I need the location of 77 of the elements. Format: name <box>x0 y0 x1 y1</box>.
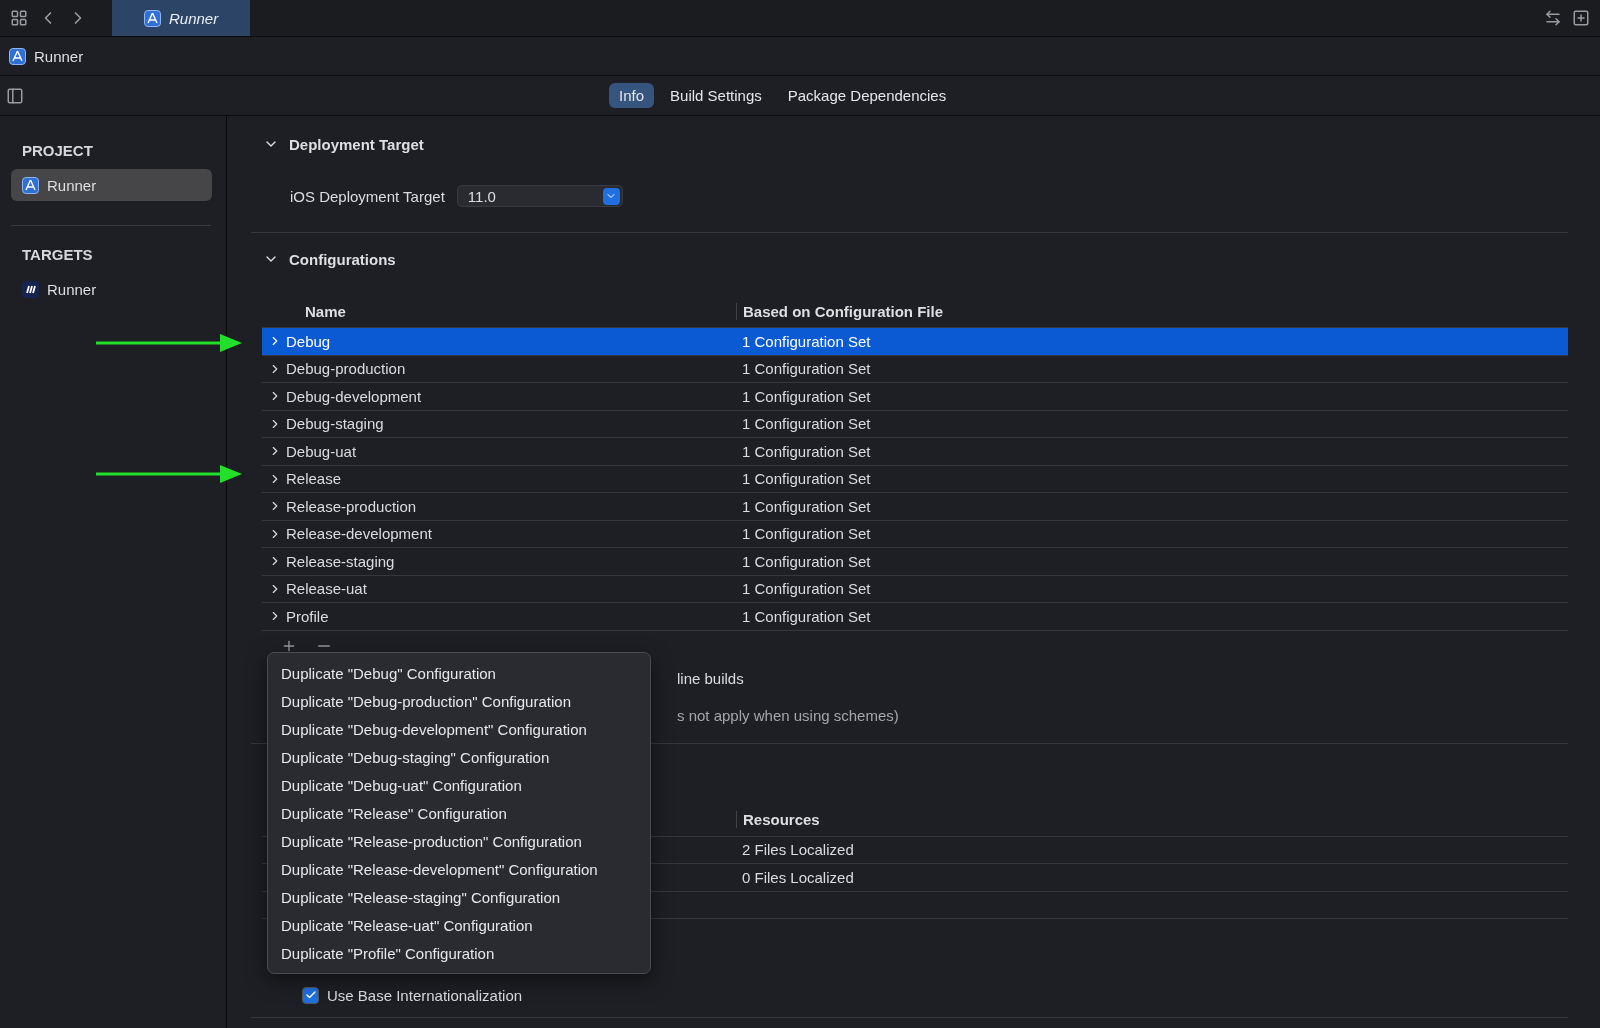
table-cell-text: 1 Configuration Set <box>741 497 872 515</box>
table-cell: Release-development <box>286 525 432 543</box>
tab-title: Runner <box>169 9 219 27</box>
column-header: Name <box>304 302 347 320</box>
sidebar-item[interactable]: Runner <box>11 169 212 201</box>
version-dropdown[interactable]: 11.0 <box>456 185 623 207</box>
table-row[interactable]: Release 1 Configuration Set <box>262 465 1568 493</box>
table-row[interactable]: Release-development 1 Configuration Set <box>262 520 1568 548</box>
section-title: Configurations <box>289 250 396 268</box>
table-row[interactable]: Release-uat 1 Configuration Set <box>262 575 1568 603</box>
menu-item[interactable]: Duplicate "Debug" Configuration <box>268 659 650 687</box>
checkbox-label: Use Base Internationalization <box>327 986 523 1004</box>
menu-item[interactable]: Duplicate "Debug-production" Configuration <box>268 687 650 715</box>
app-icon <box>9 47 26 65</box>
column-header: Based on Configuration File <box>736 302 1568 320</box>
table-row[interactable]: Release-staging 1 Configuration Set <box>262 548 1568 576</box>
section-heading: TARGETS <box>21 245 94 265</box>
field-label: iOS Deployment Target <box>290 187 445 205</box>
tab[interactable]: Build Settings <box>660 83 772 108</box>
table-row[interactable]: Debug-uat 1 Configuration Set <box>262 438 1568 466</box>
table-cell: Release-staging <box>286 552 395 570</box>
column-header: Resources <box>736 811 1568 828</box>
sidebar-item[interactable]: Runner <box>11 273 212 305</box>
table-row[interactable]: Debug-development 1 Configuration Set <box>262 383 1568 411</box>
checkbox[interactable] <box>302 986 319 1004</box>
breadcrumb-item[interactable]: Runner <box>34 47 84 65</box>
grid-icon[interactable] <box>10 9 28 27</box>
table-row[interactable]: Debug 1 Configuration Set <box>262 328 1568 356</box>
menu-item[interactable]: Duplicate "Release" Configuration <box>268 799 650 827</box>
menu-item[interactable]: Duplicate "Debug-staging" Configuration <box>268 743 650 771</box>
add-editor-icon[interactable] <box>1572 9 1590 27</box>
table-cell-text: 1 Configuration Set <box>741 360 872 378</box>
menu-item[interactable]: Duplicate "Release-uat" Configuration <box>268 911 650 939</box>
table-cell: Release <box>286 470 342 488</box>
menu-item[interactable]: Duplicate "Release-staging" Configuration <box>268 883 650 911</box>
app-icon <box>144 9 161 27</box>
table-cell: Debug <box>286 332 331 350</box>
table-row[interactable]: Debug-staging 1 Configuration Set <box>262 410 1568 438</box>
chevron-icon <box>602 187 620 205</box>
table-row[interactable]: Debug-production 1 Configuration Set <box>262 355 1568 383</box>
menu-item[interactable]: Duplicate "Debug-uat" Configuration <box>268 771 650 799</box>
menu-item[interactable]: Duplicate "Release-development" Configuration <box>268 855 650 883</box>
table-cell-text: 1 Configuration Set <box>741 415 872 433</box>
table-cell: Release-uat <box>286 580 367 598</box>
app-icon <box>22 176 39 194</box>
setting-label: line builds <box>677 669 744 689</box>
table-cell-text: 1 Configuration Set <box>741 525 872 543</box>
table-cell: Profile <box>286 607 329 625</box>
table-cell: Release-production <box>286 497 417 515</box>
tab[interactable]: Package Dependencies <box>777 83 957 108</box>
editor-tab[interactable]: Runner <box>112 0 250 36</box>
table-cell: Debug-production <box>286 360 406 378</box>
table-cell: Debug-uat <box>286 442 357 460</box>
table-cell-text: 1 Configuration Set <box>741 580 872 598</box>
checkmark-icon <box>304 989 317 1001</box>
table-cell-text: 0 Files Localized <box>741 868 855 886</box>
menu-item[interactable]: Duplicate "Profile" Configuration <box>268 939 650 967</box>
table-cell-text: 1 Configuration Set <box>741 552 872 570</box>
table-row[interactable]: Profile 1 Configuration Set <box>262 603 1568 631</box>
table-cell-text: 1 Configuration Set <box>741 332 872 350</box>
section-title: Deployment Target <box>289 135 424 153</box>
app-icon <box>22 280 39 298</box>
swap-arrows-icon[interactable] <box>1544 9 1562 27</box>
table-cell: Debug-development <box>286 387 422 405</box>
table-cell-text: 1 Configuration Set <box>741 442 872 460</box>
table-cell-text: 1 Configuration Set <box>741 387 872 405</box>
tab[interactable]: Info <box>609 83 655 108</box>
table-cell-text: 1 Configuration Set <box>741 607 872 625</box>
menu-item[interactable]: Duplicate "Release-production" Configuration <box>268 827 650 855</box>
table-cell-text: 1 Configuration Set <box>741 470 872 488</box>
menu-item[interactable]: Duplicate "Debug-development" Configuration <box>268 715 650 743</box>
table-row[interactable]: Release-production 1 Configuration Set <box>262 493 1568 521</box>
section-heading: PROJECT <box>21 141 94 161</box>
table-cell: Debug-staging <box>286 415 384 433</box>
sidebar-toggle-icon[interactable] <box>6 86 24 105</box>
hint-text: s not apply when using schemes) <box>677 706 899 726</box>
table-cell-text: 2 Files Localized <box>741 841 855 859</box>
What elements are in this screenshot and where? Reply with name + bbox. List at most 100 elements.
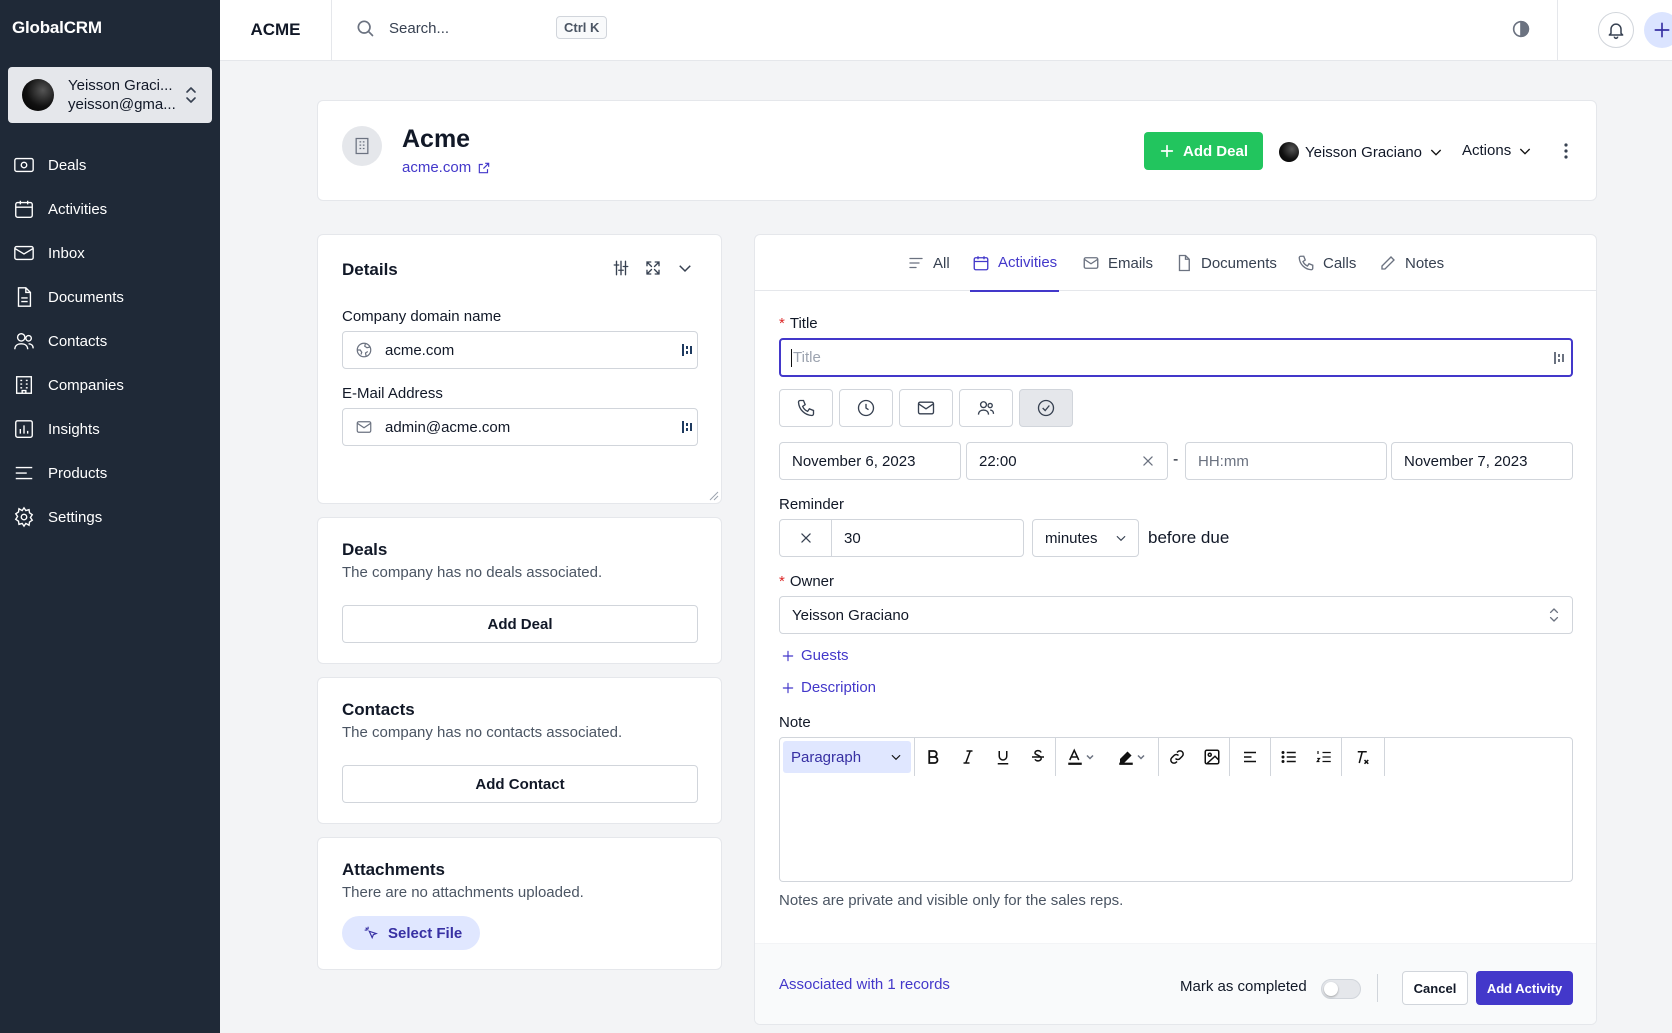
user-switcher[interactable]: Yeisson Graci... yeisson@gma... xyxy=(8,67,212,123)
sidebar-item-inbox[interactable]: Inbox xyxy=(0,231,220,275)
quick-create-button[interactable] xyxy=(1644,12,1672,48)
sidebar-item-contacts[interactable]: Contacts xyxy=(0,319,220,363)
numbered-list-button[interactable] xyxy=(1306,738,1341,776)
bold-icon xyxy=(927,750,938,764)
highlight-button[interactable] xyxy=(1106,738,1158,776)
plus-icon xyxy=(782,650,794,661)
chevron-down-icon xyxy=(1430,149,1442,156)
activity-panel: All Activities Emails Documents Calls No… xyxy=(754,234,1597,1025)
reminder-clear-button[interactable] xyxy=(780,520,832,556)
chevron-down-icon xyxy=(891,754,901,761)
email-label: E-Mail Address xyxy=(342,385,443,402)
start-time-input[interactable]: 22:00 xyxy=(966,442,1168,480)
divider xyxy=(1557,0,1558,60)
actions-label: Actions xyxy=(1462,142,1512,159)
sliders-icon[interactable] xyxy=(612,259,630,277)
associations-link[interactable]: Associated with 1 records xyxy=(779,976,950,993)
sidebar-item-settings[interactable]: Settings xyxy=(0,495,220,539)
expand-icon[interactable] xyxy=(644,259,662,277)
bullet-list-button[interactable] xyxy=(1271,738,1306,776)
building-icon xyxy=(355,137,369,155)
plus-icon xyxy=(1654,22,1670,38)
reminder-unit-value: minutes xyxy=(1045,529,1098,547)
italic-button[interactable] xyxy=(950,738,985,776)
select-file-button[interactable]: Select File xyxy=(342,916,481,950)
sidebar-item-documents[interactable]: Documents xyxy=(0,275,220,319)
tab-calls[interactable]: Calls xyxy=(1297,235,1356,291)
bold-button[interactable] xyxy=(915,738,950,776)
mail-icon xyxy=(1083,257,1099,269)
start-date-input[interactable]: November 6, 2023 xyxy=(779,442,961,480)
resize-handle-icon[interactable] xyxy=(709,491,719,501)
close-icon xyxy=(800,533,811,543)
type-group-button[interactable] xyxy=(959,389,1013,427)
owner-dropdown[interactable]: Yeisson Graciano xyxy=(1279,142,1444,162)
details-card: Details Company domain name acme.com E-M… xyxy=(317,234,722,504)
image-button[interactable] xyxy=(1194,738,1229,776)
sidebar-item-companies[interactable]: Companies xyxy=(0,363,220,407)
tab-activities[interactable]: Activities xyxy=(970,235,1060,292)
mail-icon xyxy=(356,421,372,433)
sidebar-item-products[interactable]: Products xyxy=(0,451,220,495)
sidebar-item-activities[interactable]: Activities xyxy=(0,187,220,231)
type-email-button[interactable] xyxy=(899,389,953,427)
actions-dropdown[interactable]: Actions xyxy=(1462,142,1533,159)
email-field[interactable]: admin@acme.com xyxy=(342,408,698,446)
cursor-click-icon xyxy=(364,926,378,940)
mark-completed-toggle[interactable] xyxy=(1321,979,1361,999)
add-description-link[interactable]: Description xyxy=(781,679,876,696)
type-call-button[interactable] xyxy=(779,389,833,427)
sidebar-item-deals[interactable]: Deals xyxy=(0,143,220,187)
notifications-button[interactable] xyxy=(1598,12,1634,48)
search-icon xyxy=(357,20,374,37)
workspace-name[interactable]: ACME xyxy=(220,0,332,60)
sidebar-item-insights[interactable]: Insights xyxy=(0,407,220,451)
end-date-input[interactable]: November 7, 2023 xyxy=(1391,442,1573,480)
domain-field[interactable]: acme.com xyxy=(342,331,698,369)
owner-select[interactable]: Yeisson Graciano xyxy=(779,596,1573,634)
user-name: Yeisson Graci... xyxy=(68,77,173,94)
note-editor[interactable] xyxy=(779,776,1573,882)
chevron-down-icon[interactable] xyxy=(676,259,694,277)
app-brand[interactable]: GlobalCRM xyxy=(0,0,220,56)
owner-label: * Owner xyxy=(779,573,835,590)
text-color-button[interactable] xyxy=(1056,738,1106,776)
company-domain: acme.com xyxy=(402,159,472,176)
tab-documents[interactable]: Documents xyxy=(1175,235,1277,291)
clear-format-button[interactable] xyxy=(1342,738,1384,776)
search-input[interactable]: Search... xyxy=(389,20,449,37)
type-task-button[interactable] xyxy=(1019,389,1073,427)
end-time-input[interactable]: HH:mm xyxy=(1185,442,1387,480)
align-button[interactable] xyxy=(1230,738,1270,776)
title-label: * Title xyxy=(779,315,818,332)
type-meeting-button[interactable] xyxy=(839,389,893,427)
details-title: Details xyxy=(342,260,398,279)
tab-notes[interactable]: Notes xyxy=(1379,235,1444,291)
tab-all[interactable]: All xyxy=(907,235,950,291)
tab-label: Calls xyxy=(1323,254,1357,272)
clear-icon[interactable] xyxy=(1141,454,1155,468)
underline-button[interactable] xyxy=(985,738,1020,776)
add-activity-button[interactable]: Add Activity xyxy=(1476,971,1573,1005)
add-deal-button[interactable]: Add Deal xyxy=(1144,132,1263,170)
strikethrough-button[interactable] xyxy=(1020,738,1055,776)
title-input[interactable]: Title xyxy=(779,338,1573,377)
theme-toggle[interactable] xyxy=(1510,18,1532,40)
cancel-button[interactable]: Cancel xyxy=(1402,971,1468,1005)
tab-emails[interactable]: Emails xyxy=(1082,235,1153,291)
external-link-icon xyxy=(478,162,490,173)
add-contact-button[interactable]: Add Contact xyxy=(342,765,698,803)
search-bar[interactable]: Search... xyxy=(355,18,449,38)
domain-label: Company domain name xyxy=(342,308,502,325)
company-domain-link[interactable]: acme.com xyxy=(402,159,491,176)
sidebar-item-label: Documents xyxy=(48,288,124,306)
add-guests-link[interactable]: Guests xyxy=(781,647,849,664)
align-left-icon xyxy=(1244,751,1256,763)
reminder-unit-select[interactable]: minutes xyxy=(1032,519,1139,557)
reminder-input[interactable]: 30 xyxy=(779,519,1024,557)
more-options-button[interactable] xyxy=(1558,141,1574,161)
paragraph-select[interactable]: Paragraph xyxy=(783,741,911,773)
link-button[interactable] xyxy=(1159,738,1194,776)
phone-icon xyxy=(1298,255,1314,271)
add-deal-secondary-button[interactable]: Add Deal xyxy=(342,605,698,643)
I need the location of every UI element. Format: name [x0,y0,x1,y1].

========================================================================

» Short problem: Write out the entries from the line holding "user-switcher[interactable]: Yeisson Graci..." through the line holding "bold-button[interactable] xyxy=(915,738,950,776)", inclusive, copying each line exactly.

» Full solution:
user-switcher[interactable]: Yeisson Graci... yeisson@gma... xyxy=(8,67,212,123)
sidebar-item-inbox[interactable]: Inbox xyxy=(0,231,220,275)
quick-create-button[interactable] xyxy=(1644,12,1672,48)
sidebar-item-contacts[interactable]: Contacts xyxy=(0,319,220,363)
numbered-list-button[interactable] xyxy=(1306,738,1341,776)
bold-icon xyxy=(927,750,938,764)
highlight-button[interactable] xyxy=(1106,738,1158,776)
plus-icon xyxy=(782,650,794,661)
chevron-down-icon xyxy=(1430,149,1442,156)
activity-panel: All Activities Emails Documents Calls No… xyxy=(754,234,1597,1025)
reminder-clear-button[interactable] xyxy=(780,520,832,556)
chevron-down-icon xyxy=(891,754,901,761)
email-label: E-Mail Address xyxy=(342,385,443,402)
start-time-input[interactable]: 22:00 xyxy=(966,442,1168,480)
divider xyxy=(1557,0,1558,60)
actions-label: Actions xyxy=(1462,142,1512,159)
sliders-icon[interactable] xyxy=(612,259,630,277)
associations-link[interactable]: Associated with 1 records xyxy=(779,976,950,993)
sidebar-item-settings[interactable]: Settings xyxy=(0,495,220,539)
expand-icon[interactable] xyxy=(644,259,662,277)
bullet-list-button[interactable] xyxy=(1271,738,1306,776)
building-icon xyxy=(355,137,369,155)
plus-icon xyxy=(1654,22,1670,38)
reminder-unit-value: minutes xyxy=(1045,529,1098,547)
italic-button[interactable] xyxy=(950,738,985,776)
select-file-button[interactable]: Select File xyxy=(342,916,481,950)
sidebar-item-documents[interactable]: Documents xyxy=(0,275,220,319)
tab-calls[interactable]: Calls xyxy=(1297,235,1356,291)
bold-button[interactable] xyxy=(915,738,950,776)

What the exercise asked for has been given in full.